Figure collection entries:
────────────────────────────────────────

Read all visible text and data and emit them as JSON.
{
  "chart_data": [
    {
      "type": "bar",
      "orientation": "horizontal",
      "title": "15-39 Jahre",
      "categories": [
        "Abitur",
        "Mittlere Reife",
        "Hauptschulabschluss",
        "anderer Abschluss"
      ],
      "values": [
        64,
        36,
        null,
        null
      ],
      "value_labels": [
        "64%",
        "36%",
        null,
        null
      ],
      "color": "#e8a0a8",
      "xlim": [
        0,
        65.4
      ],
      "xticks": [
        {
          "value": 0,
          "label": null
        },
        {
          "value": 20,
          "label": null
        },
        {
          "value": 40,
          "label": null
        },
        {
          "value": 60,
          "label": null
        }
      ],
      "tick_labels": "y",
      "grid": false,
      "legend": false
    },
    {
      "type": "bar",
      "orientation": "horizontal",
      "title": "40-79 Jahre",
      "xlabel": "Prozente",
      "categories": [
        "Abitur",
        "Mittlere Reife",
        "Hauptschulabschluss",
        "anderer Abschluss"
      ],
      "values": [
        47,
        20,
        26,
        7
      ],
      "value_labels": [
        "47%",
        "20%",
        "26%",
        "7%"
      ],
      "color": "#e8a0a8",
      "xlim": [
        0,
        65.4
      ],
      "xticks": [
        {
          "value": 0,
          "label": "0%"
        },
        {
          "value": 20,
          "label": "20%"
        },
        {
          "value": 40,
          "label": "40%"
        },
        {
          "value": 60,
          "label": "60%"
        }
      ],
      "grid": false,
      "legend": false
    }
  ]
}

────────────────────────────────────────

* SHORT TASK
Reproduce the data, keeping every line exactly the same.

* SOLUTION FOR THIS PROBLEM
Read all visible text and data and emit them as JSON.
{
  "chart_data": [
    {
      "type": "bar",
      "orientation": "horizontal",
      "title": "15-39 Jahre",
      "categories": [
        "Abitur",
        "Mittlere Reife",
        "Hauptschulabschluss",
        "anderer Abschluss"
      ],
      "values": [
        64,
        36,
        null,
        null
      ],
      "value_labels": [
        "64%",
        "36%",
        null,
        null
      ],
      "color": "#e8a0a8",
      "xlim": [
        0,
        65.4
      ],
      "xticks": [
        {
          "value": 0,
          "label": null
        },
        {
          "value": 20,
          "label": null
        },
        {
          "value": 40,
          "label": null
        },
        {
          "value": 60,
          "label": null
        }
      ],
      "tick_labels": "y",
      "grid": false,
      "legend": false
    },
    {
      "type": "bar",
      "orientation": "horizontal",
      "title": "40-79 Jahre",
      "xlabel": "Prozente",
      "categories": [
        "Abitur",
        "Mittlere Reife",
        "Hauptschulabschluss",
        "anderer Abschluss"
      ],
      "values": [
        47,
        20,
        26,
        7
      ],
      "value_labels": [
        "47%",
        "20%",
        "26%",
        "7%"
      ],
      "color": "#e8a0a8",
      "xlim": [
        0,
        65.4
      ],
      "xticks": [
        {
          "value": 0,
          "label": "0%"
        },
        {
          "value": 20,
          "label": "20%"
        },
        {
          "value": 40,
          "label": "40%"
        },
        {
          "value": 60,
          "label": "60%"
        }
      ],
      "grid": false,
      "legend": false
    }
  ]
}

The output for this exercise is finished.